- [YOUR OBJECTIVE]
Find each line with the word "Цветочная" and state how many there are, nothing more.

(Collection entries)
##########
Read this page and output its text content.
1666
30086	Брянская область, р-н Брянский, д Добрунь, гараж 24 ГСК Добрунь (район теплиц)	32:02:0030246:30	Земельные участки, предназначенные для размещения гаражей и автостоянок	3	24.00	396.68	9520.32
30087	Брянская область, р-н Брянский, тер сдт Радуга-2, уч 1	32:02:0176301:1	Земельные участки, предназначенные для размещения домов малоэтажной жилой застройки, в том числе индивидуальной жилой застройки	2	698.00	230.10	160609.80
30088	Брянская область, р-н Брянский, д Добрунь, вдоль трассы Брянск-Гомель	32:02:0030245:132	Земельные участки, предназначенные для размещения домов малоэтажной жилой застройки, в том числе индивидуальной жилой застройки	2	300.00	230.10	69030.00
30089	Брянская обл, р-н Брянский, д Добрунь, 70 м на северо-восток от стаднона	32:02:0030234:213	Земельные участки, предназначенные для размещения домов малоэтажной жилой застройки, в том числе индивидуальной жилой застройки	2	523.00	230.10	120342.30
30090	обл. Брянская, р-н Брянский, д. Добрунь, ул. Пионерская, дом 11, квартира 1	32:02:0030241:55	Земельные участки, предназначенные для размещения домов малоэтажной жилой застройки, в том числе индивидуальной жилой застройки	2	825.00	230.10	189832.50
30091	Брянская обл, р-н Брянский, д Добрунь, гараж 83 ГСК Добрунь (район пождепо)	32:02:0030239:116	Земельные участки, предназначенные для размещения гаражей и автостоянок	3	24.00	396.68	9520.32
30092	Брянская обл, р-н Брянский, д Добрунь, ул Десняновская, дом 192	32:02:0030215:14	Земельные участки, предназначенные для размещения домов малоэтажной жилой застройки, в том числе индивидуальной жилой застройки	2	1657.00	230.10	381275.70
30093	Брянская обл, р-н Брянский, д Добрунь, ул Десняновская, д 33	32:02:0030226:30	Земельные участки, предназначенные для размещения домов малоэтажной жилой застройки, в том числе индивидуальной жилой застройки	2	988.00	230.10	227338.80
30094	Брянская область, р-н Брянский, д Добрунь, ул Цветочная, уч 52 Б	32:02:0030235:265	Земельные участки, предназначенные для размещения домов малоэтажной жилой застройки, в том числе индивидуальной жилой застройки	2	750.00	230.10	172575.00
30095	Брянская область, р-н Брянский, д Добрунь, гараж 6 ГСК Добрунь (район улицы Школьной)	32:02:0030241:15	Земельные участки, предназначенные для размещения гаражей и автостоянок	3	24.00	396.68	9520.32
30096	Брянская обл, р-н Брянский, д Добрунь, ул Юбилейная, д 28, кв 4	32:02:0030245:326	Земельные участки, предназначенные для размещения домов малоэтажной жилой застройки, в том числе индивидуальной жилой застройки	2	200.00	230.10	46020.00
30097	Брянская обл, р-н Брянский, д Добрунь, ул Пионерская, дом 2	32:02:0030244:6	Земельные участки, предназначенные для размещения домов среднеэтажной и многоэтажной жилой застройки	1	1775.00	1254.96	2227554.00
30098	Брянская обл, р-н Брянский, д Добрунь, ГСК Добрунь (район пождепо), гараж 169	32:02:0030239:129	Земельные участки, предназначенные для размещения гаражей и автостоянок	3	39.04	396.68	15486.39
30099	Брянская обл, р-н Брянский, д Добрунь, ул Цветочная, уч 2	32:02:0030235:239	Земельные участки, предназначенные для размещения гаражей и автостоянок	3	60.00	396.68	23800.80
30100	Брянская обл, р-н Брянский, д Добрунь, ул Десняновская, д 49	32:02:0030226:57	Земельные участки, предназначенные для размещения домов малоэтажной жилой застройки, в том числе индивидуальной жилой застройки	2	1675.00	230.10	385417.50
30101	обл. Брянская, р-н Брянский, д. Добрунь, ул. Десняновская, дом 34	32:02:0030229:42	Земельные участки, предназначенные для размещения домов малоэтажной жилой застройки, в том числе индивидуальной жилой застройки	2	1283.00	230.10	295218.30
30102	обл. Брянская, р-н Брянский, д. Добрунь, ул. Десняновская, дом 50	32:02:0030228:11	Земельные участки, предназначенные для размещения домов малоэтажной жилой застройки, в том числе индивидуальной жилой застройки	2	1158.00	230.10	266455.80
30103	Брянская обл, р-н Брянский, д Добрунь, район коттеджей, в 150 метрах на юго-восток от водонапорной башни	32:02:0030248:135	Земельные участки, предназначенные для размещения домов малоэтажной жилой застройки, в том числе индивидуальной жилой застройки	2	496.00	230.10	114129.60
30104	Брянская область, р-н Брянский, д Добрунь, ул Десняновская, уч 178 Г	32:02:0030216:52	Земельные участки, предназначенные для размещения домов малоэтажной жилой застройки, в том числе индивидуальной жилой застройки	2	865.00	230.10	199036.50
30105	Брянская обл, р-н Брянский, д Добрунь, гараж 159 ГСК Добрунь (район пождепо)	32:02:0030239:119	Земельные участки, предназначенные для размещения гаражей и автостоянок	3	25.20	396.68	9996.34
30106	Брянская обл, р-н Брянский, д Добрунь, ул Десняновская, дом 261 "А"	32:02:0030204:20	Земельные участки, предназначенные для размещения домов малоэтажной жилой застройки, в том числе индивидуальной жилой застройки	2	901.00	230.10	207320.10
##########
- [SOLUTION TO THIS PROBLEM]
2